── Data records
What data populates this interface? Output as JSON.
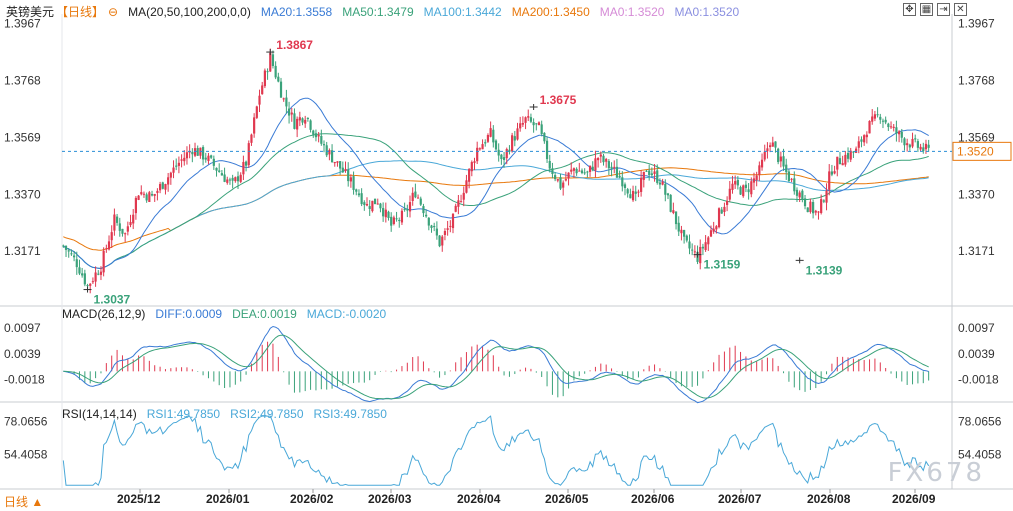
{
  "header": {
    "symbol": "英镑美元",
    "period": "【日线】",
    "ma_label": "MA(20,50,100,200,0,0)",
    "ma20": "MA20:1.3558",
    "ma50": "MA50:1.3479",
    "ma100": "MA100:1.3442",
    "ma200": "MA200:1.3450",
    "ma0a": "MA0:1.3520",
    "ma0b": "MA0:1.3520"
  },
  "macd_header": {
    "label": "MACD(26,12,9)",
    "diff": "DIFF:0.0009",
    "dea": "DEA:0.0019",
    "macd": "MACD:-0.0020"
  },
  "rsi_header": {
    "label": "RSI(14,14,14)",
    "rsi1": "RSI1:49.7850",
    "rsi2": "RSI2:49.7850",
    "rsi3": "RSI3:49.7850"
  },
  "footer": {
    "period_tab": "日线 ▲",
    "watermark": "FX678"
  },
  "colors": {
    "up": "#e0384f",
    "down": "#3aa27a",
    "ma20": "#3a7bd5",
    "ma50": "#3aa27a",
    "ma100": "#4aa8d8",
    "ma200": "#e8780c",
    "price_line": "#2a8fd6",
    "diff": "#3a7bd5",
    "dea": "#3aa27a",
    "rsi": "#4aa8d8"
  },
  "chart_data": [
    {
      "type": "candlestick",
      "title": "英镑美元 日线",
      "y_ticks": [
        "1.3967",
        "1.3768",
        "1.3569",
        "1.3370",
        "1.3171"
      ],
      "ylim": [
        1.299,
        1.4
      ],
      "x_ticks": [
        "2025/12",
        "2026/01",
        "2026/02",
        "2026/03",
        "2026/04",
        "2026/05",
        "2026/06",
        "2026/07",
        "2026/08",
        "2026/09"
      ],
      "current_price": "1.3520",
      "annotations": [
        {
          "label": "1.3867",
          "value": 1.3867,
          "kind": "high"
        },
        {
          "label": "1.3037",
          "value": 1.3037,
          "kind": "low"
        },
        {
          "label": "1.3159",
          "value": 1.3159,
          "kind": "low"
        },
        {
          "label": "1.3139",
          "value": 1.3139,
          "kind": "low"
        },
        {
          "label": "1.3675",
          "value": 1.3675,
          "kind": "high"
        }
      ],
      "close_path": [
        [
          0,
          1.319
        ],
        [
          5,
          1.313
        ],
        [
          9,
          1.305
        ],
        [
          14,
          1.312
        ],
        [
          19,
          1.328
        ],
        [
          23,
          1.323
        ],
        [
          28,
          1.338
        ],
        [
          33,
          1.336
        ],
        [
          38,
          1.342
        ],
        [
          43,
          1.348
        ],
        [
          48,
          1.353
        ],
        [
          53,
          1.35
        ],
        [
          58,
          1.345
        ],
        [
          63,
          1.34
        ],
        [
          68,
          1.348
        ],
        [
          73,
          1.372
        ],
        [
          77,
          1.385
        ],
        [
          82,
          1.37
        ],
        [
          86,
          1.362
        ],
        [
          90,
          1.365
        ],
        [
          95,
          1.356
        ],
        [
          100,
          1.35
        ],
        [
          104,
          1.345
        ],
        [
          108,
          1.34
        ],
        [
          113,
          1.333
        ],
        [
          117,
          1.335
        ],
        [
          122,
          1.326
        ],
        [
          127,
          1.33
        ],
        [
          131,
          1.338
        ],
        [
          135,
          1.33
        ],
        [
          140,
          1.32
        ],
        [
          145,
          1.328
        ],
        [
          150,
          1.342
        ],
        [
          154,
          1.353
        ],
        [
          159,
          1.358
        ],
        [
          163,
          1.348
        ],
        [
          167,
          1.356
        ],
        [
          172,
          1.363
        ],
        [
          177,
          1.36
        ],
        [
          181,
          1.347
        ],
        [
          185,
          1.34
        ],
        [
          190,
          1.346
        ],
        [
          195,
          1.344
        ],
        [
          199,
          1.35
        ],
        [
          204,
          1.346
        ],
        [
          208,
          1.342
        ],
        [
          213,
          1.335
        ],
        [
          217,
          1.346
        ],
        [
          222,
          1.342
        ],
        [
          227,
          1.33
        ],
        [
          231,
          1.32
        ],
        [
          236,
          1.315
        ],
        [
          240,
          1.322
        ],
        [
          245,
          1.332
        ],
        [
          249,
          1.34
        ],
        [
          254,
          1.338
        ],
        [
          259,
          1.345
        ],
        [
          263,
          1.356
        ],
        [
          268,
          1.346
        ],
        [
          272,
          1.34
        ],
        [
          277,
          1.333
        ],
        [
          281,
          1.33
        ],
        [
          286,
          1.346
        ],
        [
          290,
          1.35
        ],
        [
          295,
          1.352
        ],
        [
          299,
          1.36
        ],
        [
          304,
          1.365
        ],
        [
          308,
          1.36
        ],
        [
          313,
          1.356
        ],
        [
          317,
          1.354
        ],
        [
          322,
          1.352
        ]
      ]
    },
    {
      "type": "macd",
      "y_ticks": [
        "0.0097",
        "0.0039",
        "-0.0018"
      ],
      "ylim": [
        -0.006,
        0.012
      ],
      "diff": "DIFF:0.0009",
      "dea": "DEA:0.0019",
      "macd": "MACD:-0.0020"
    },
    {
      "type": "rsi",
      "y_ticks": [
        "78.0656",
        "54.4058"
      ],
      "ylim": [
        30,
        85
      ],
      "rsi1": "RSI1:49.7850"
    }
  ]
}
────
◆ Required task:
In the entries above, find each line with the string "value" and copy it.

◆ The solution:
          "value": 1.3867,
          "value": 1.3037,
          "value": 1.3159,
          "value": 1.3139,
          "value": 1.3675,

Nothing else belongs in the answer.